Spot every line with the word "Euromonitor" and return it.

--- BEGIN Given data ---

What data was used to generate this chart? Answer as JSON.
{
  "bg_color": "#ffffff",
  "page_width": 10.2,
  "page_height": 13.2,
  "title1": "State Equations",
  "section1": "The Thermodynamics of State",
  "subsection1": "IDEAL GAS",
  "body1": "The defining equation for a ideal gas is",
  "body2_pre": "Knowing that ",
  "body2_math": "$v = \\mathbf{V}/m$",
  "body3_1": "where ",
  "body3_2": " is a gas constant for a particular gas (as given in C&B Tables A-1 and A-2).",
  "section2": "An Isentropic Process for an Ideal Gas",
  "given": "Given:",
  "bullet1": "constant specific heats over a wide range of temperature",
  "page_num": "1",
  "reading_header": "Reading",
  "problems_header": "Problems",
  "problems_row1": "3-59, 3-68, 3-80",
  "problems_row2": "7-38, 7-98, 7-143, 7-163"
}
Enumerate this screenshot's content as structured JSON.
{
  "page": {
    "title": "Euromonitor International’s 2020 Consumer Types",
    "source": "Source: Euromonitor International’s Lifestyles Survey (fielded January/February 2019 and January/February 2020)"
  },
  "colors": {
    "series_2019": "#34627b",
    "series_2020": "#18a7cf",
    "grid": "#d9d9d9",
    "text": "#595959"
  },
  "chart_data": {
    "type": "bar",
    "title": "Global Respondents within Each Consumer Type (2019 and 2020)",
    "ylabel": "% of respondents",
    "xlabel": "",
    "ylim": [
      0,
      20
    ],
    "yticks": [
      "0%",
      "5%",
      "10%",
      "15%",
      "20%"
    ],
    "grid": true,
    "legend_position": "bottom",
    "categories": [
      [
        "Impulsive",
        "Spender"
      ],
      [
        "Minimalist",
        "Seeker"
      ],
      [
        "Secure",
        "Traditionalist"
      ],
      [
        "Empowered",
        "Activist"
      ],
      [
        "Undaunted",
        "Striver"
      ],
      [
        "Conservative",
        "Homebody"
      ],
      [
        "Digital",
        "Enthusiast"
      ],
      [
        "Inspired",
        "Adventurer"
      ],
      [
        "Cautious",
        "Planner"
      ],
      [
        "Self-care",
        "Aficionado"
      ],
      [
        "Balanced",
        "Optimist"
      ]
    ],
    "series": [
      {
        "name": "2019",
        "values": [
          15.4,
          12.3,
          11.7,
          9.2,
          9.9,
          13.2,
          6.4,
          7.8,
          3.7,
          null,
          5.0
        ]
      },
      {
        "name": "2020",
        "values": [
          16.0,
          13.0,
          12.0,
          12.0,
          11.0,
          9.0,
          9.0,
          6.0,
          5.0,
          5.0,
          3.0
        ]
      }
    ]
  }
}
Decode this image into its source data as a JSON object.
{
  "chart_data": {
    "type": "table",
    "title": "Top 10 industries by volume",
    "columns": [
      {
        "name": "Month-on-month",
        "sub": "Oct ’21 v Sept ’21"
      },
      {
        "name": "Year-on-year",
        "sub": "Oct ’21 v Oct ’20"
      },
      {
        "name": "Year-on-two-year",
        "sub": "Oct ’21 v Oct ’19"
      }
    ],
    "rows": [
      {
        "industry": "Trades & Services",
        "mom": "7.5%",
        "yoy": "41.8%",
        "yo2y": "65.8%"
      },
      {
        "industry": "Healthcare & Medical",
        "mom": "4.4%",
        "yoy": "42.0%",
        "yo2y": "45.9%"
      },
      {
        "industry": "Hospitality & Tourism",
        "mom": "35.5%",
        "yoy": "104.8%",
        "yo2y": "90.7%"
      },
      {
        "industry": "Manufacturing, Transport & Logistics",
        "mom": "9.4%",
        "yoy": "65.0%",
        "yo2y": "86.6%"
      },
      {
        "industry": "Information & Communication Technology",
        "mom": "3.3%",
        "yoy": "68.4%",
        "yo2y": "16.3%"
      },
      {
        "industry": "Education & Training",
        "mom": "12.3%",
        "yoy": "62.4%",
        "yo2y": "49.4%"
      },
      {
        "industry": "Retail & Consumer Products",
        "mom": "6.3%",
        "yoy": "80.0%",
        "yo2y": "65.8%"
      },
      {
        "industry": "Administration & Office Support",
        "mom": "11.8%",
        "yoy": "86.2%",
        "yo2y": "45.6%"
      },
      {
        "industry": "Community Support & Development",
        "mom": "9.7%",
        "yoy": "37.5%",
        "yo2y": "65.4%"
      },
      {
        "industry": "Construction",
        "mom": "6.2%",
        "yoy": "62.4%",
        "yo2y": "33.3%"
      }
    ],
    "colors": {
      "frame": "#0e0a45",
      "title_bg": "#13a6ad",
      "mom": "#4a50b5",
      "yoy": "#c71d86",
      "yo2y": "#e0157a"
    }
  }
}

--- END Given data ---

◆ Worked solution
    "title": "Euromonitor International’s 2020 Consumer Types",
    "source": "Source: Euromonitor International’s Lifestyles Survey (fielded January/February 2019 and January/February 2020)"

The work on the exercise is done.